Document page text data
○ ○ ○ ○

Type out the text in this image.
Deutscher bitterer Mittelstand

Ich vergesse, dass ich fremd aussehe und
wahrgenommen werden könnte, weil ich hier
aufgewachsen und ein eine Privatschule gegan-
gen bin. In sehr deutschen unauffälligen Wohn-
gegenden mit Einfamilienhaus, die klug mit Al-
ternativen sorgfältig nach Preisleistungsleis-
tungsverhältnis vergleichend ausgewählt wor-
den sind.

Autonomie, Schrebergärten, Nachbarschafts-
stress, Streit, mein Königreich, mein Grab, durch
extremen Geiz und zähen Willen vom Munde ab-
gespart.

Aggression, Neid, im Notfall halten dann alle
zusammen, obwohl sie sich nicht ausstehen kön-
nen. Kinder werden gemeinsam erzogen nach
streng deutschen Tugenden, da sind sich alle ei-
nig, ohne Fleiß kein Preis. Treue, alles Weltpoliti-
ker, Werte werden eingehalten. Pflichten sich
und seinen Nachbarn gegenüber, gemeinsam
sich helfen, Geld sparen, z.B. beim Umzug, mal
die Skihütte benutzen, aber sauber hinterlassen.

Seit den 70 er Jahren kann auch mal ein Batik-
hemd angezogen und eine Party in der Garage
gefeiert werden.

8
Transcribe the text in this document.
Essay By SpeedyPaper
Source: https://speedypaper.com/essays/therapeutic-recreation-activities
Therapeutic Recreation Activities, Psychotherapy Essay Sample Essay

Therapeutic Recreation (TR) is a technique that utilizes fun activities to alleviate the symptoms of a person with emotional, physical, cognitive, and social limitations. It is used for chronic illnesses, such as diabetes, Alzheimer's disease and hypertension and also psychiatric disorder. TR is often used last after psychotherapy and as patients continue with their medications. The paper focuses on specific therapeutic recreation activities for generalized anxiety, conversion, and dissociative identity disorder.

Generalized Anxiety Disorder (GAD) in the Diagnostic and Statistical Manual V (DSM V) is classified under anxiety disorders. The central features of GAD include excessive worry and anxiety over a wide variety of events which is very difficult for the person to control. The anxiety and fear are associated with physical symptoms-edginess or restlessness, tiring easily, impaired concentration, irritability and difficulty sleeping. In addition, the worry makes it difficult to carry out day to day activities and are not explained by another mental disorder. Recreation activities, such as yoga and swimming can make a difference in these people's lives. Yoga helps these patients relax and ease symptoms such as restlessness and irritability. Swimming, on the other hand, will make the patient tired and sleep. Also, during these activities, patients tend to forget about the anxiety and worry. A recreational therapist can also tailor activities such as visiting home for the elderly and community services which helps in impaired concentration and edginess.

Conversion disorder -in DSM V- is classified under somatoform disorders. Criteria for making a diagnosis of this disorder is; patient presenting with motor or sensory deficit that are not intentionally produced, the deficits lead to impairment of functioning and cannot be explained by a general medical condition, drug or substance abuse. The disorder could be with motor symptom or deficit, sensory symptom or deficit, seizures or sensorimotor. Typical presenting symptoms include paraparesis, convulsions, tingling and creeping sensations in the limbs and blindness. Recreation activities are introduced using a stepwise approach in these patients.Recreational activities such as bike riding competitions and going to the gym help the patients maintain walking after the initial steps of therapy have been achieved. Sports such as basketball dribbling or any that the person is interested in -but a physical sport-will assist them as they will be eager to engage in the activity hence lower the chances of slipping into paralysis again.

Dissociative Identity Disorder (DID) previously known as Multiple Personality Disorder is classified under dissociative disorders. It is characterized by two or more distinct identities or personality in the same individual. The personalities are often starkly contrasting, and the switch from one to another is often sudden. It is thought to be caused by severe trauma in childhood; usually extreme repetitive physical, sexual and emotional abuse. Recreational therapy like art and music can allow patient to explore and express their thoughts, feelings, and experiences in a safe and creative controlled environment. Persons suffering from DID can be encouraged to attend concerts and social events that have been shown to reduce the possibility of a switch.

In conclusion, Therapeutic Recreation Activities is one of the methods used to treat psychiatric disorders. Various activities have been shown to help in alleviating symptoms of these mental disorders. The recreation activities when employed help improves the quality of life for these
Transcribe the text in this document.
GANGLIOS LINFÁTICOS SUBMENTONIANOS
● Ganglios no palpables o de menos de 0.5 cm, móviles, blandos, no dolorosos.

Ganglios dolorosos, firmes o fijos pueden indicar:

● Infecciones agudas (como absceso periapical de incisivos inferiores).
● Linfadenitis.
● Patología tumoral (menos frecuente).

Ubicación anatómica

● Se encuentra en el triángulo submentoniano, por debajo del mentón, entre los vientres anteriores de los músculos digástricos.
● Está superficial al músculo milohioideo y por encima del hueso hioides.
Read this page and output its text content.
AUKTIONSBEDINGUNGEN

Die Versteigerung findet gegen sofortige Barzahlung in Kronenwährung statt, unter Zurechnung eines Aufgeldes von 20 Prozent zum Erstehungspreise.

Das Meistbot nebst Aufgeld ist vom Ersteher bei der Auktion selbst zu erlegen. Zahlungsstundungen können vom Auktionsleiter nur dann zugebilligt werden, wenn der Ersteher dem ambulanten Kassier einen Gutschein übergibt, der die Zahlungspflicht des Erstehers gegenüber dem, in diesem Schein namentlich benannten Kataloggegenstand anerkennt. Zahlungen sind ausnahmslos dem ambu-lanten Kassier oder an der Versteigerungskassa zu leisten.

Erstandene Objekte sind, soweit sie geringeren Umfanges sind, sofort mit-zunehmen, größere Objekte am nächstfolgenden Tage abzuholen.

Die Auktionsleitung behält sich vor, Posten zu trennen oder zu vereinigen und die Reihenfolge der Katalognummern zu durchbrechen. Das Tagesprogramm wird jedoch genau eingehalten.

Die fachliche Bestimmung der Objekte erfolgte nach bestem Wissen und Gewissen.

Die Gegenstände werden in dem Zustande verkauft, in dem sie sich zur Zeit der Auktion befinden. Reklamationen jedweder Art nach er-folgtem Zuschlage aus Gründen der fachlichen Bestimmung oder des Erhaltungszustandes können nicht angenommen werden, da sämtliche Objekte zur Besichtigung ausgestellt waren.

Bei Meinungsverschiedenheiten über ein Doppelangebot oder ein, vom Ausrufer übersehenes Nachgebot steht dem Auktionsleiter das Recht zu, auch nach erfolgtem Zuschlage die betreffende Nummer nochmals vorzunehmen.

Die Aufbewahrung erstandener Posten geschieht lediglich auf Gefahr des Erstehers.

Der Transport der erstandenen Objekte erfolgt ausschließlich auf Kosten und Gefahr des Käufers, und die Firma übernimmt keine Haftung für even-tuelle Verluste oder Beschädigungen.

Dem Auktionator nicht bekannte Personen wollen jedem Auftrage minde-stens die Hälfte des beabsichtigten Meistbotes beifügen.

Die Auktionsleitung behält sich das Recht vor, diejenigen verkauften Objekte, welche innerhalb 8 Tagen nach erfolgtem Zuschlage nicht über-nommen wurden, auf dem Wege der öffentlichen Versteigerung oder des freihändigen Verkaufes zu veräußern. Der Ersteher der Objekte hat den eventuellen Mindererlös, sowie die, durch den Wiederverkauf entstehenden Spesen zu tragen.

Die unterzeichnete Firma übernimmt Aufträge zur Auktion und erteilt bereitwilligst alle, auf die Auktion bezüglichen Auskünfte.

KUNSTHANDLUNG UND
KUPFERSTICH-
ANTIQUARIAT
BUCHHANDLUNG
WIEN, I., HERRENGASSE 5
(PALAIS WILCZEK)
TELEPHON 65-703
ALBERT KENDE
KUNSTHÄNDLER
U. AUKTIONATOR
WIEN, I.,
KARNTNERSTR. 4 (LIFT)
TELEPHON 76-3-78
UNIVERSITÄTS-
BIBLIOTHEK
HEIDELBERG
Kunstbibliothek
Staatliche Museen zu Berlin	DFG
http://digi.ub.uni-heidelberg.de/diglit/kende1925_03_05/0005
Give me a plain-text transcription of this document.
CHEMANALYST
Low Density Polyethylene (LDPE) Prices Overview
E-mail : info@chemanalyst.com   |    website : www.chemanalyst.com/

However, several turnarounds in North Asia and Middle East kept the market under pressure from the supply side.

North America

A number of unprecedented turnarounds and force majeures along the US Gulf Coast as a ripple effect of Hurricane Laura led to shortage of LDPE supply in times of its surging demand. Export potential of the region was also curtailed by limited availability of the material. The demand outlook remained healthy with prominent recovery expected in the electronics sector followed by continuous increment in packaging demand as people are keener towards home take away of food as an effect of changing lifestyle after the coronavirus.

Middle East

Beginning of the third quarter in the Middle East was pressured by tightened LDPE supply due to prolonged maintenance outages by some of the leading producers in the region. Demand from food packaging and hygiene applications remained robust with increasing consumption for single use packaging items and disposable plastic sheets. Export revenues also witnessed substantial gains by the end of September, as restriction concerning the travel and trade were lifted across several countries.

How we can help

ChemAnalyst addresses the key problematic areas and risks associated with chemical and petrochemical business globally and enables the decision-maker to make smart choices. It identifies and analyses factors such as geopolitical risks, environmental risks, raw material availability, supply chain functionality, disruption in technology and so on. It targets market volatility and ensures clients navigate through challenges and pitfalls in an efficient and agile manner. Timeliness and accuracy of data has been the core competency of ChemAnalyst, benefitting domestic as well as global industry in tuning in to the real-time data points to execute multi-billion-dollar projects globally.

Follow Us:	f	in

○ ○ ○ ○

Check each line of the records for "auch" and copy the ones that contain it.

ANSWER FOR THIS EXERCISE:
Seit den 70 er Jahren kann auch mal ein Batik-
Bei Meinungsverschiedenheiten über ein Doppelangebot oder ein, vom Ausrufer übersehenes Nachgebot steht dem Auktionsleiter das Recht zu, auch nach erfolgtem Zuschlage die betreffende Nummer nochmals vorzunehmen.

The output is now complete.